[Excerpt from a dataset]
------------------------------------------------

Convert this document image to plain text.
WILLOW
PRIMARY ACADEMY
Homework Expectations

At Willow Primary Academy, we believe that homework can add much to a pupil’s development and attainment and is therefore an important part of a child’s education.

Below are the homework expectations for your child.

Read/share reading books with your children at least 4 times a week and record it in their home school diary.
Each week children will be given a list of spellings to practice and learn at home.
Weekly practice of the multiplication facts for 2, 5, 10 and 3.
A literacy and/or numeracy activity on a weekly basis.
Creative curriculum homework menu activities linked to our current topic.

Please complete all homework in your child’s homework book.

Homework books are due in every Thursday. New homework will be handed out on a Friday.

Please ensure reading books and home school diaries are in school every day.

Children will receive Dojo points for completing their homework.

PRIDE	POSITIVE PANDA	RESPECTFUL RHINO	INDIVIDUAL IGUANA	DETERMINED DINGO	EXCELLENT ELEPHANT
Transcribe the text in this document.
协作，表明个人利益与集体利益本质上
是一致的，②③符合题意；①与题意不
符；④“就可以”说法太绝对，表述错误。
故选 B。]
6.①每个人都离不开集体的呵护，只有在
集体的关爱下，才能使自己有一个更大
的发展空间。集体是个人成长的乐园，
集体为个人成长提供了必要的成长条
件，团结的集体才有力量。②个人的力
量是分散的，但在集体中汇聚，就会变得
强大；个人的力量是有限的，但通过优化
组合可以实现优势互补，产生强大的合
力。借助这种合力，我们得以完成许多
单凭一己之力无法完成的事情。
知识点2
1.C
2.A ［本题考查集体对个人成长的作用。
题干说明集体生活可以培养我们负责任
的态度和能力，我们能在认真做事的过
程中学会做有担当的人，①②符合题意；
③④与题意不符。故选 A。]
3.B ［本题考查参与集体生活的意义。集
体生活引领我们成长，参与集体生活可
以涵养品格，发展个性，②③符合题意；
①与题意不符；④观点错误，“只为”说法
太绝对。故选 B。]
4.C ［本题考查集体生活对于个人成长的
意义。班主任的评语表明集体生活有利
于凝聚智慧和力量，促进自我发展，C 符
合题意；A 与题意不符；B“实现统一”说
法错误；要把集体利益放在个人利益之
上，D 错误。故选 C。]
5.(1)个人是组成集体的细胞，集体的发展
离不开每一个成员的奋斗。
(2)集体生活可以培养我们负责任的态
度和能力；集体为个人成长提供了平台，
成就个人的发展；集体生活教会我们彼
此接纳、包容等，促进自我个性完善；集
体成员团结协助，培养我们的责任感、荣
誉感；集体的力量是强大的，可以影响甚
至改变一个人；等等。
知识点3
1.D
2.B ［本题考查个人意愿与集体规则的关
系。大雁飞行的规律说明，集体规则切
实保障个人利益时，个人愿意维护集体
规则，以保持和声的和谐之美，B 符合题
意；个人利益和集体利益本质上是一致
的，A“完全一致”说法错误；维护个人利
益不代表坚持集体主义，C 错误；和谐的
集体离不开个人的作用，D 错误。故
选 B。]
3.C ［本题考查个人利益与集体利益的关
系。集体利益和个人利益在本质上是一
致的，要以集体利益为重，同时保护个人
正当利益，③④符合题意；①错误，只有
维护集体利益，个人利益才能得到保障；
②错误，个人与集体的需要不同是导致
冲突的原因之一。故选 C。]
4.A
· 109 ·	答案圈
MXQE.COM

------------------------------------------------

◆ Written request: All of the entries above need to be reproduced exactly.

◆ Worked answer:
Convert this document image to plain text.
WILLOW
PRIMARY ACADEMY
Homework Expectations

At Willow Primary Academy, we believe that homework can add much to a pupil’s development and attainment and is therefore an important part of a child’s education.

Below are the homework expectations for your child.

Read/share reading books with your children at least 4 times a week and record it in their home school diary.
Each week children will be given a list of spellings to practice and learn at home.
Weekly practice of the multiplication facts for 2, 5, 10 and 3.
A literacy and/or numeracy activity on a weekly basis.
Creative curriculum homework menu activities linked to our current topic.

Please complete all homework in your child’s homework book.

Homework books are due in every Thursday. New homework will be handed out on a Friday.

Please ensure reading books and home school diaries are in school every day.

Children will receive Dojo points for completing their homework.

PRIDE	POSITIVE PANDA	RESPECTFUL RHINO	INDIVIDUAL IGUANA	DETERMINED DINGO	EXCELLENT ELEPHANT
Transcribe the text in this document.
协作，表明个人利益与集体利益本质上
是一致的，②③符合题意；①与题意不
符；④“就可以”说法太绝对，表述错误。
故选 B。]
6.①每个人都离不开集体的呵护，只有在
集体的关爱下，才能使自己有一个更大
的发展空间。集体是个人成长的乐园，
集体为个人成长提供了必要的成长条
件，团结的集体才有力量。②个人的力
量是分散的，但在集体中汇聚，就会变得
强大；个人的力量是有限的，但通过优化
组合可以实现优势互补，产生强大的合
力。借助这种合力，我们得以完成许多
单凭一己之力无法完成的事情。
知识点2
1.C
2.A ［本题考查集体对个人成长的作用。
题干说明集体生活可以培养我们负责任
的态度和能力，我们能在认真做事的过
程中学会做有担当的人，①②符合题意；
③④与题意不符。故选 A。]
3.B ［本题考查参与集体生活的意义。集
体生活引领我们成长，参与集体生活可
以涵养品格，发展个性，②③符合题意；
①与题意不符；④观点错误，“只为”说法
太绝对。故选 B。]
4.C ［本题考查集体生活对于个人成长的
意义。班主任的评语表明集体生活有利
于凝聚智慧和力量，促进自我发展，C 符
合题意；A 与题意不符；B“实现统一”说
法错误；要把集体利益放在个人利益之
上，D 错误。故选 C。]
5.(1)个人是组成集体的细胞，集体的发展
离不开每一个成员的奋斗。
(2)集体生活可以培养我们负责任的态
度和能力；集体为个人成长提供了平台，
成就个人的发展；集体生活教会我们彼
此接纳、包容等，促进自我个性完善；集
体成员团结协助，培养我们的责任感、荣
誉感；集体的力量是强大的，可以影响甚
至改变一个人；等等。
知识点3
1.D
2.B ［本题考查个人意愿与集体规则的关
系。大雁飞行的规律说明，集体规则切
实保障个人利益时，个人愿意维护集体
规则，以保持和声的和谐之美，B 符合题
意；个人利益和集体利益本质上是一致
的，A“完全一致”说法错误；维护个人利
益不代表坚持集体主义，C 错误；和谐的
集体离不开个人的作用，D 错误。故
选 B。]
3.C ［本题考查个人利益与集体利益的关
系。集体利益和个人利益在本质上是一
致的，要以集体利益为重，同时保护个人
正当利益，③④符合题意；①错误，只有
维护集体利益，个人利益才能得到保障；
②错误，个人与集体的需要不同是导致
冲突的原因之一。故选 C。]
4.A
· 109 ·	答案圈
MXQE.COM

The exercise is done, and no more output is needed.